:: Problem to solve ::
Print every entry, word for word, and skip the images.

┏━━

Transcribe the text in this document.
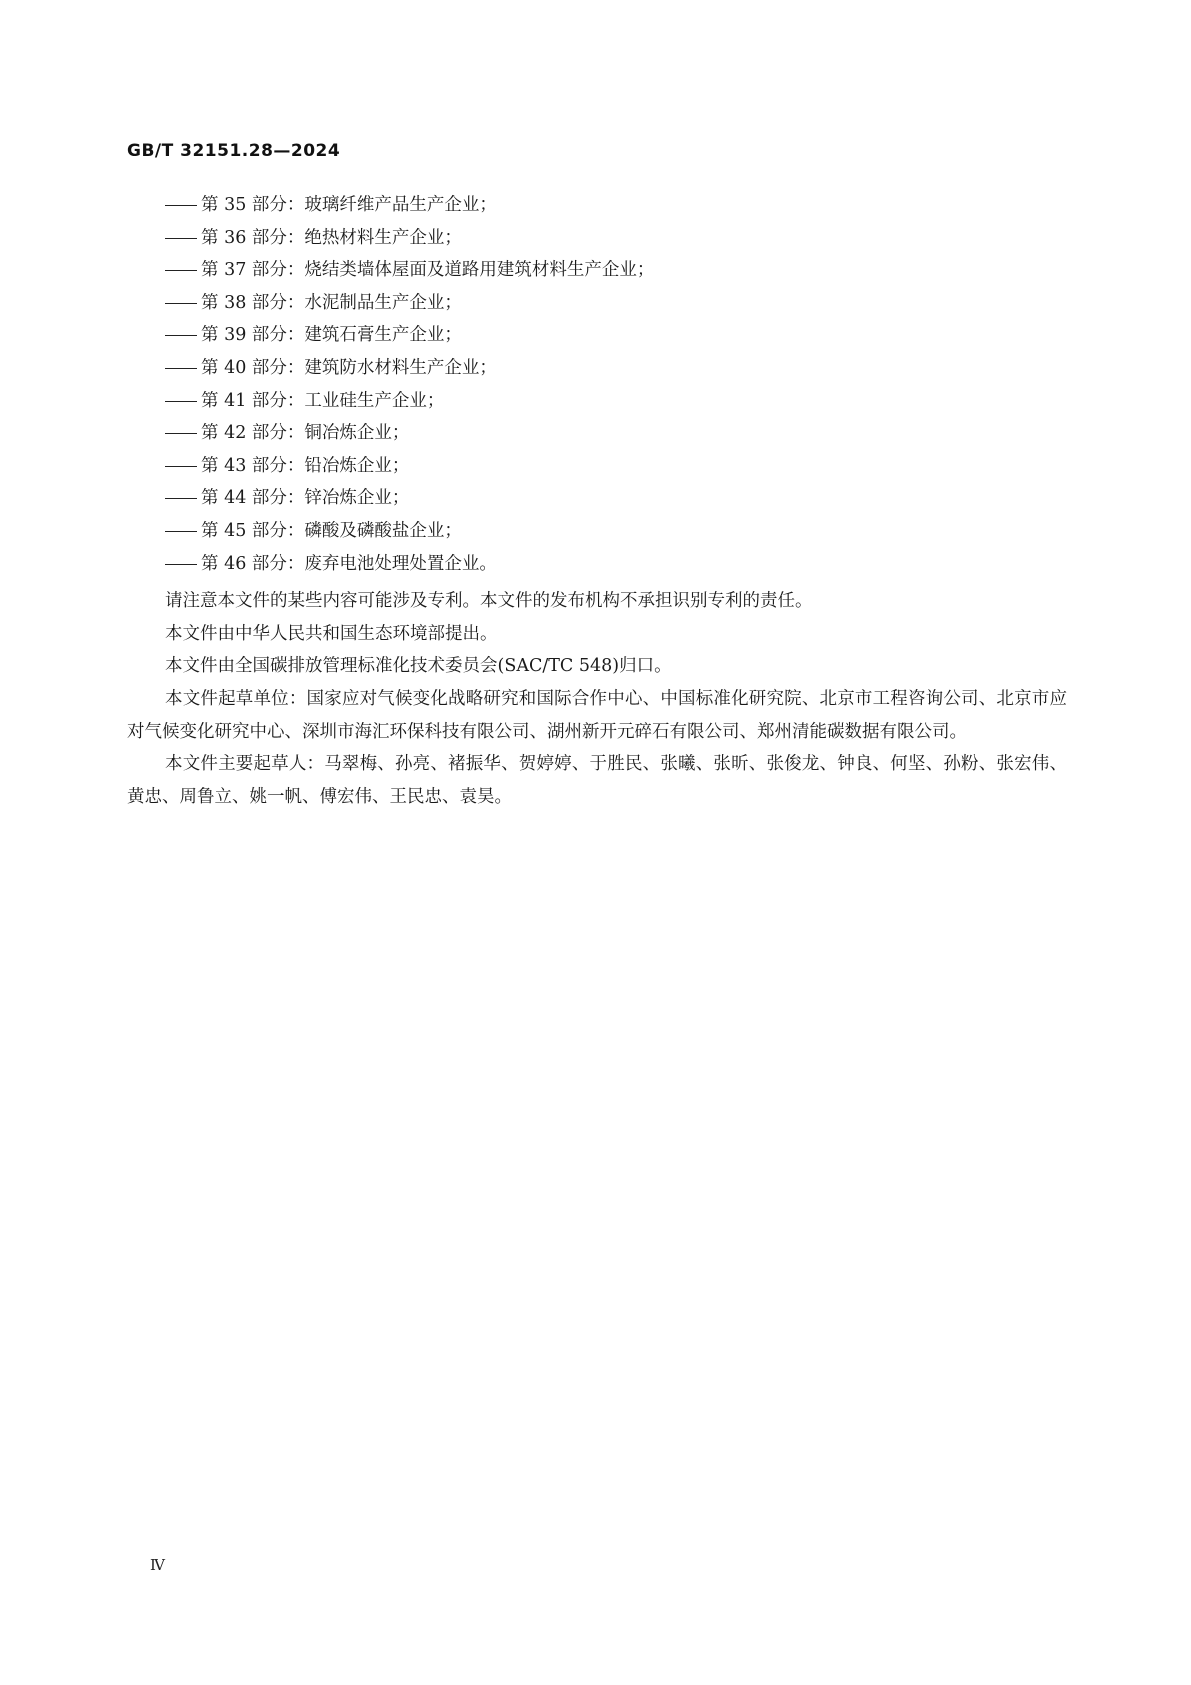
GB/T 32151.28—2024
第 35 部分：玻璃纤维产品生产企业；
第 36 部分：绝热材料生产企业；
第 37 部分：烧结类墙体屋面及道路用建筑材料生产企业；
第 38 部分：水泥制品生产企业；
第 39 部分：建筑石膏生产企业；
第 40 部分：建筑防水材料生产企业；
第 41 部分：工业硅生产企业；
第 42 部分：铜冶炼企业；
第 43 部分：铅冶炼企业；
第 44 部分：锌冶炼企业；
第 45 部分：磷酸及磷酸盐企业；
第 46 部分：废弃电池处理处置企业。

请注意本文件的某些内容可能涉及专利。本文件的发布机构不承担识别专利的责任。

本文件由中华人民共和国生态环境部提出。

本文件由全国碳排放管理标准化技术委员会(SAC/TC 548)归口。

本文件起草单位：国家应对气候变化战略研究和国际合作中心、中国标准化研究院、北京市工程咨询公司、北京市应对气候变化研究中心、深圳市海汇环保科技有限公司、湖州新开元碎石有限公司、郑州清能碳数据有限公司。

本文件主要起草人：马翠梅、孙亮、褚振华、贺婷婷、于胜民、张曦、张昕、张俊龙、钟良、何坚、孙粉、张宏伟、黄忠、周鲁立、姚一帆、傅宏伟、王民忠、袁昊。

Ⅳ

┗━━

:: Response to the exercise ::
Transcribe the text in this document.
GB/T 32151.28—2024
第 35 部分：玻璃纤维产品生产企业；
第 36 部分：绝热材料生产企业；
第 37 部分：烧结类墙体屋面及道路用建筑材料生产企业；
第 38 部分：水泥制品生产企业；
第 39 部分：建筑石膏生产企业；
第 40 部分：建筑防水材料生产企业；
第 41 部分：工业硅生产企业；
第 42 部分：铜冶炼企业；
第 43 部分：铅冶炼企业；
第 44 部分：锌冶炼企业；
第 45 部分：磷酸及磷酸盐企业；
第 46 部分：废弃电池处理处置企业。

请注意本文件的某些内容可能涉及专利。本文件的发布机构不承担识别专利的责任。

本文件由中华人民共和国生态环境部提出。

本文件由全国碳排放管理标准化技术委员会(SAC/TC 548)归口。

本文件起草单位：国家应对气候变化战略研究和国际合作中心、中国标准化研究院、北京市工程咨询公司、北京市应对气候变化研究中心、深圳市海汇环保科技有限公司、湖州新开元碎石有限公司、郑州清能碳数据有限公司。

本文件主要起草人：马翠梅、孙亮、褚振华、贺婷婷、于胜民、张曦、张昕、张俊龙、钟良、何坚、孙粉、张宏伟、黄忠、周鲁立、姚一帆、傅宏伟、王民忠、袁昊。

Ⅳ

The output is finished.